* Task requirements *
Read through the data and report every line in which the word "this" occurs.

(Figure content listings)
--- begin ---

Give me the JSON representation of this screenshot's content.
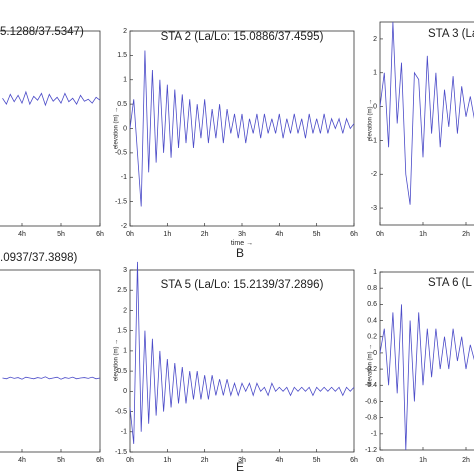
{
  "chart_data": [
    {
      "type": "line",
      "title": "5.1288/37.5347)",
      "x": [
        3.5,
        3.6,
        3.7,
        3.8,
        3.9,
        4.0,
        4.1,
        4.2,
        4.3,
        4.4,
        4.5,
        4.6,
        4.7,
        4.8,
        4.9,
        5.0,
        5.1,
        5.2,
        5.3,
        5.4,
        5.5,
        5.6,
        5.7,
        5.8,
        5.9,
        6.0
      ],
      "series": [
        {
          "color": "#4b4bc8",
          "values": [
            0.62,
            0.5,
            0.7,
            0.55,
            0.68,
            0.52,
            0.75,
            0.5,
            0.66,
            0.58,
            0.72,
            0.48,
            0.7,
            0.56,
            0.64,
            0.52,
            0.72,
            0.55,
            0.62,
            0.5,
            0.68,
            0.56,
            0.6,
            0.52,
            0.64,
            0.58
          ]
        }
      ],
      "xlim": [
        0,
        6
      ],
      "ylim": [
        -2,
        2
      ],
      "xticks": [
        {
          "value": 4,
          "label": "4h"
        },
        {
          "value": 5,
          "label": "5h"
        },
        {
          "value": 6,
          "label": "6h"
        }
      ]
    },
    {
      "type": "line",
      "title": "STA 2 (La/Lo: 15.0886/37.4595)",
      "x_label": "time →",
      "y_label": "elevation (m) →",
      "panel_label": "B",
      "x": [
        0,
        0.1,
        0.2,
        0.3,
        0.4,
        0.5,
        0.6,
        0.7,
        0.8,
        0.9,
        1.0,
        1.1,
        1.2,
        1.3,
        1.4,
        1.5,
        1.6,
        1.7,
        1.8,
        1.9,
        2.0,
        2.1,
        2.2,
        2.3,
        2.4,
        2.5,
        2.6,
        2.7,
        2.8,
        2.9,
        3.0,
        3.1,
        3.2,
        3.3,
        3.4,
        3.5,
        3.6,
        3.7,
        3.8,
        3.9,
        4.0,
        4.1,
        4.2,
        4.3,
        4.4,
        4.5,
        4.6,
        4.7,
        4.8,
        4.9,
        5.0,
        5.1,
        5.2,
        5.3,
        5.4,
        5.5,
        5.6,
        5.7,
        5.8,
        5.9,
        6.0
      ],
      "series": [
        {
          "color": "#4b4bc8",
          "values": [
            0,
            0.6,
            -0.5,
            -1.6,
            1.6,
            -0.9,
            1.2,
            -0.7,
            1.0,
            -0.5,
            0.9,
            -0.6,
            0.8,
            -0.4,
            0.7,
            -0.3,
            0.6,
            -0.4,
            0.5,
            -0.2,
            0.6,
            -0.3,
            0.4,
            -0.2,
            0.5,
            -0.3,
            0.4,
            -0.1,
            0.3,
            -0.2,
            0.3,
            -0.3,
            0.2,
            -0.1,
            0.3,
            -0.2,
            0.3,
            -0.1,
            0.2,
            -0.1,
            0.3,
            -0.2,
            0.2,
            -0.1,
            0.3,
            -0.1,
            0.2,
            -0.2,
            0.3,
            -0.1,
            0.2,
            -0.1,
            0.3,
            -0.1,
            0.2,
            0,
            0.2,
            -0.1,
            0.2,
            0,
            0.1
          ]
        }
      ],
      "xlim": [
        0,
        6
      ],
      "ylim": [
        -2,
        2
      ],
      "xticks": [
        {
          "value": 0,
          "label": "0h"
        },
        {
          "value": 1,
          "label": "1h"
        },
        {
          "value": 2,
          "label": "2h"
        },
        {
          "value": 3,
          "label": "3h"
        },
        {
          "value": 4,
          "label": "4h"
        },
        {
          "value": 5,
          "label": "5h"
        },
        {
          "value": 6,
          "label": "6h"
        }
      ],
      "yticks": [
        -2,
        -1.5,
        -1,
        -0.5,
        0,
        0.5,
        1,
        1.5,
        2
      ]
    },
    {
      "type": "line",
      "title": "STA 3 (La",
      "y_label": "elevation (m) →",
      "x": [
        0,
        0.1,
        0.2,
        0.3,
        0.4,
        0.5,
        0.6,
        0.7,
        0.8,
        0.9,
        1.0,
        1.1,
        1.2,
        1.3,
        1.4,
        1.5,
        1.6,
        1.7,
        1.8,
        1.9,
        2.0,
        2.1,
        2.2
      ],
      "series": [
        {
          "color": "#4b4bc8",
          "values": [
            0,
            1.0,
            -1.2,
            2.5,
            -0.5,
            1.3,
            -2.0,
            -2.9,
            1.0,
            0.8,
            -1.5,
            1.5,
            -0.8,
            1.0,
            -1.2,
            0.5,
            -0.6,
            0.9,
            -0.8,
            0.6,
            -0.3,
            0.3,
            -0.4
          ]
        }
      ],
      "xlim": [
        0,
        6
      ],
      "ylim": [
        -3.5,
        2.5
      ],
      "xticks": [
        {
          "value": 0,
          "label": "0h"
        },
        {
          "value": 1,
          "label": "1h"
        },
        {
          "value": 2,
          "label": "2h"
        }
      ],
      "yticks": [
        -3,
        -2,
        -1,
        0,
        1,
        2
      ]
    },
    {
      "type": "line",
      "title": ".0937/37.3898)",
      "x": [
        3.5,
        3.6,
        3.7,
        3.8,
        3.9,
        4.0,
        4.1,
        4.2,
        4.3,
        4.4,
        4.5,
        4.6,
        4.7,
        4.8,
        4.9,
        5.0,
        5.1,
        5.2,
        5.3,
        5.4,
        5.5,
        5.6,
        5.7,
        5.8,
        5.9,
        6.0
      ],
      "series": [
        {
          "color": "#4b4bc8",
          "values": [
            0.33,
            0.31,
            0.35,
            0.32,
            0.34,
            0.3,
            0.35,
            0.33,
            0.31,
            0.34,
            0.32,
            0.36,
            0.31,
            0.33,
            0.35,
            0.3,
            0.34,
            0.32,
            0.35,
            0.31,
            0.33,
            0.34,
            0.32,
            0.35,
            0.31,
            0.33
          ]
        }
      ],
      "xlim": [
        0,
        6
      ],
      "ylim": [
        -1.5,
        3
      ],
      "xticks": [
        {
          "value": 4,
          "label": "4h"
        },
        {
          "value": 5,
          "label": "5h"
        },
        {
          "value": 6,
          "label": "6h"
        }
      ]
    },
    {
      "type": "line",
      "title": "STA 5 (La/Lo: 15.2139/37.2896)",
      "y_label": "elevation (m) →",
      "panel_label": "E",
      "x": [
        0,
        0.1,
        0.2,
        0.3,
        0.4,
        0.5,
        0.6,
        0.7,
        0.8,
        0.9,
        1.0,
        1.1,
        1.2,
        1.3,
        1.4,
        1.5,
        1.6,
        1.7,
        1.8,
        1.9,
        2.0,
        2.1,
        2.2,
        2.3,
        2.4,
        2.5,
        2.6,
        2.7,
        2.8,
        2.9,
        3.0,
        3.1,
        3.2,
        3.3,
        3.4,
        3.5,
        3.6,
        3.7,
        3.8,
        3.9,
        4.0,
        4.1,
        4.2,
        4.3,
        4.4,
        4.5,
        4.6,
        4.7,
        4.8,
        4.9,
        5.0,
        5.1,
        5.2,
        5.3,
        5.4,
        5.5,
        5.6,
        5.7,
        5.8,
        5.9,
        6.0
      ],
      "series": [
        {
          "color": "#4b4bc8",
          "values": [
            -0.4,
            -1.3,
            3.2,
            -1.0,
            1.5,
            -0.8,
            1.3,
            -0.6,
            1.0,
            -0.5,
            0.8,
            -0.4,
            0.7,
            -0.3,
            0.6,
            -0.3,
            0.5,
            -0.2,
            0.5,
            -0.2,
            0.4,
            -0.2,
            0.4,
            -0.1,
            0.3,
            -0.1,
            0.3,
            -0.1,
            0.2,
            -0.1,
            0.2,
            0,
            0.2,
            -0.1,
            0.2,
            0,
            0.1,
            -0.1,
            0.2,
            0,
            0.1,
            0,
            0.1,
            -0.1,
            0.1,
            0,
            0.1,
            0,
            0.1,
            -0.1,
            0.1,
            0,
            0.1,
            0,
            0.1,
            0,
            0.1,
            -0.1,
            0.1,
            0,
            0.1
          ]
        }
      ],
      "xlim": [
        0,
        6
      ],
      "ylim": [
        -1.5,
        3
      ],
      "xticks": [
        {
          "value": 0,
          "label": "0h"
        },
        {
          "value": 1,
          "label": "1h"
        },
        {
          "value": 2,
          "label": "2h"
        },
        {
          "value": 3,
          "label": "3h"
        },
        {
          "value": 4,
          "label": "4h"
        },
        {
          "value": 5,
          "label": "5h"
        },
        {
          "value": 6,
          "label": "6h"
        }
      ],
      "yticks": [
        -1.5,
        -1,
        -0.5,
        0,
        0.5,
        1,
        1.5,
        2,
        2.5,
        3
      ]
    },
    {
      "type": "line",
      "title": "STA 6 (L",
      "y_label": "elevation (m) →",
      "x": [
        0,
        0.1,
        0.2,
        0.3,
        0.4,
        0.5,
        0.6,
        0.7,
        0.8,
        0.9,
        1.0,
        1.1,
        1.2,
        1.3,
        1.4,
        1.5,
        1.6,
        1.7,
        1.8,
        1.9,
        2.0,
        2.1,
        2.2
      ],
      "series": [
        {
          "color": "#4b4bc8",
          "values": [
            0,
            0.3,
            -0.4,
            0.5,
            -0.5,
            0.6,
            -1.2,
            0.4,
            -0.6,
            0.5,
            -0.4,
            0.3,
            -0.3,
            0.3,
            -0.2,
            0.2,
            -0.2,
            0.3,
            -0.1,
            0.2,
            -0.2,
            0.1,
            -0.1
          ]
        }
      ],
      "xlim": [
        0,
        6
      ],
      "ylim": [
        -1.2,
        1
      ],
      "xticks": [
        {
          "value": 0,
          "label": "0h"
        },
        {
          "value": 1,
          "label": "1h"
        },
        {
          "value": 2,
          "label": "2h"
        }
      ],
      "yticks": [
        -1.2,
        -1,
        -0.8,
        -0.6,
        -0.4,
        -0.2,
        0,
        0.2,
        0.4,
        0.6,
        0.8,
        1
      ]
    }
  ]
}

--- end ---
--- begin ---

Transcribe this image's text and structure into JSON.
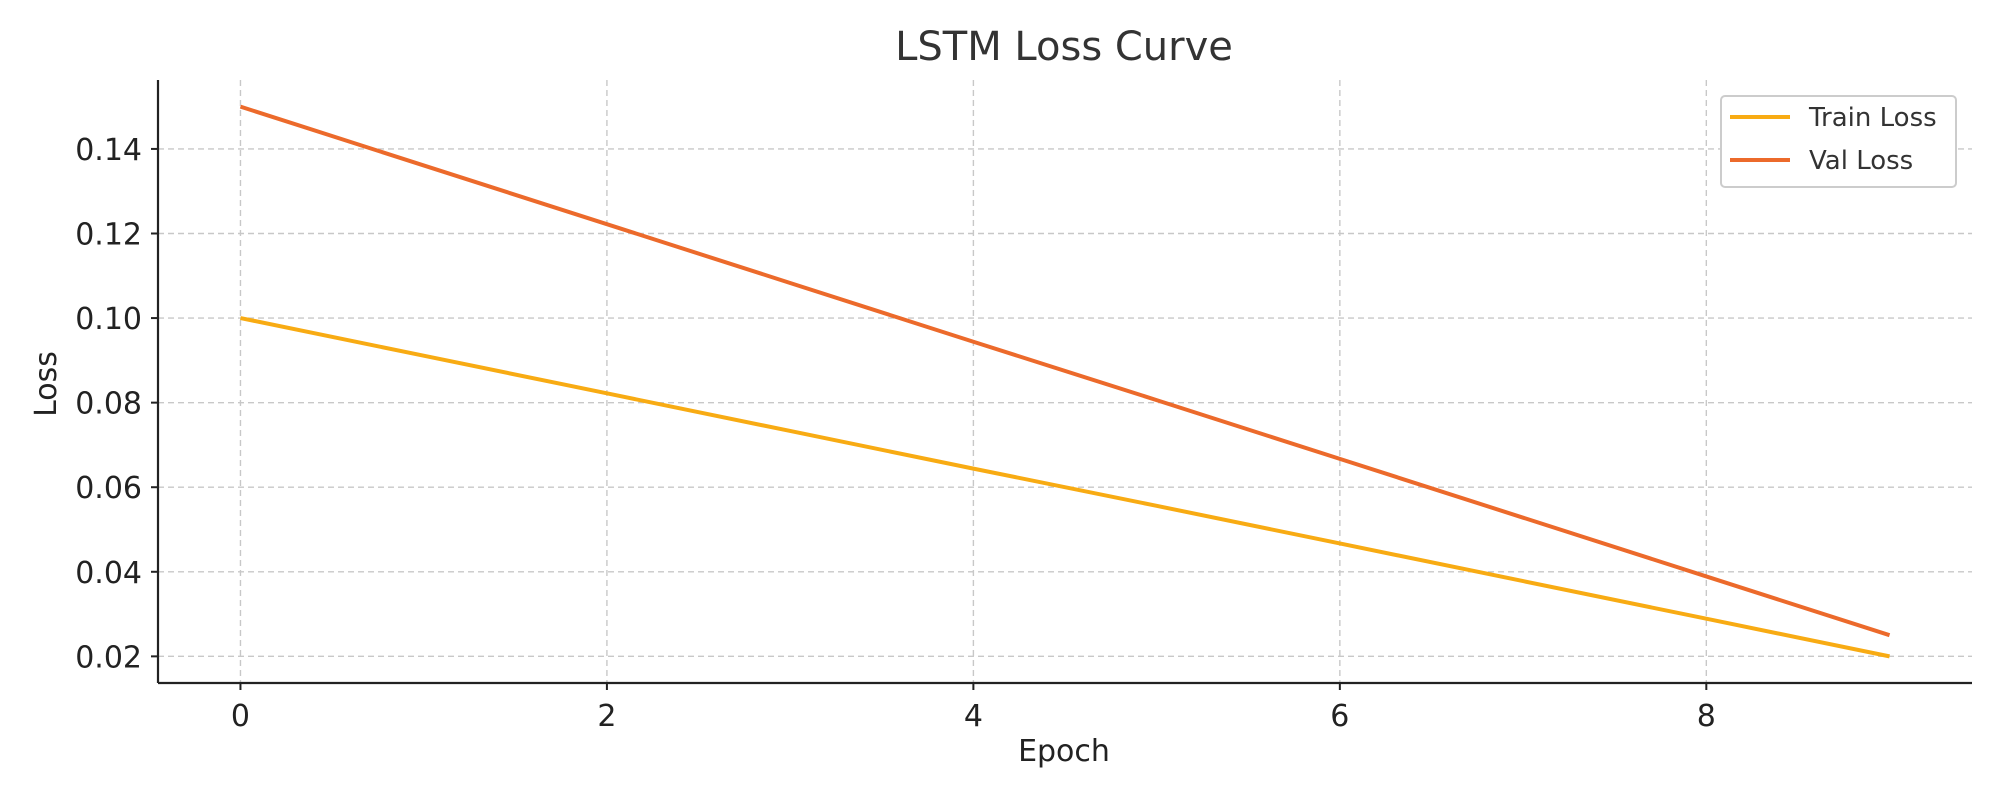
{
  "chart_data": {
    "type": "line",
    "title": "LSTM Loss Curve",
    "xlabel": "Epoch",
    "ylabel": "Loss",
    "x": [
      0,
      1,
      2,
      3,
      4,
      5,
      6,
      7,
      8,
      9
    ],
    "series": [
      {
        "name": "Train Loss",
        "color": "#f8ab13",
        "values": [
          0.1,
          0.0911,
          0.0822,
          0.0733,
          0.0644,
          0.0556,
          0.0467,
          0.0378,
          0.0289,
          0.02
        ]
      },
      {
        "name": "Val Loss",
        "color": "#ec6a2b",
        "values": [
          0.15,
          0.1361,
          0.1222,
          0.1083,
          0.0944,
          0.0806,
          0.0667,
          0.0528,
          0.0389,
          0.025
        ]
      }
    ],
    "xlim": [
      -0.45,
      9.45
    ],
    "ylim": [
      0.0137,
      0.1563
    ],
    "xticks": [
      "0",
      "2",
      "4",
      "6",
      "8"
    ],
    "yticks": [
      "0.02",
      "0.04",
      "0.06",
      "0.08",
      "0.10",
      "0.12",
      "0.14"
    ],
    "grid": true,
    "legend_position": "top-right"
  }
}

--- end ---

* Completed exercise *
Give me the JSON representation of this screenshot's content.
Transcribe this image's text and structure into JSON.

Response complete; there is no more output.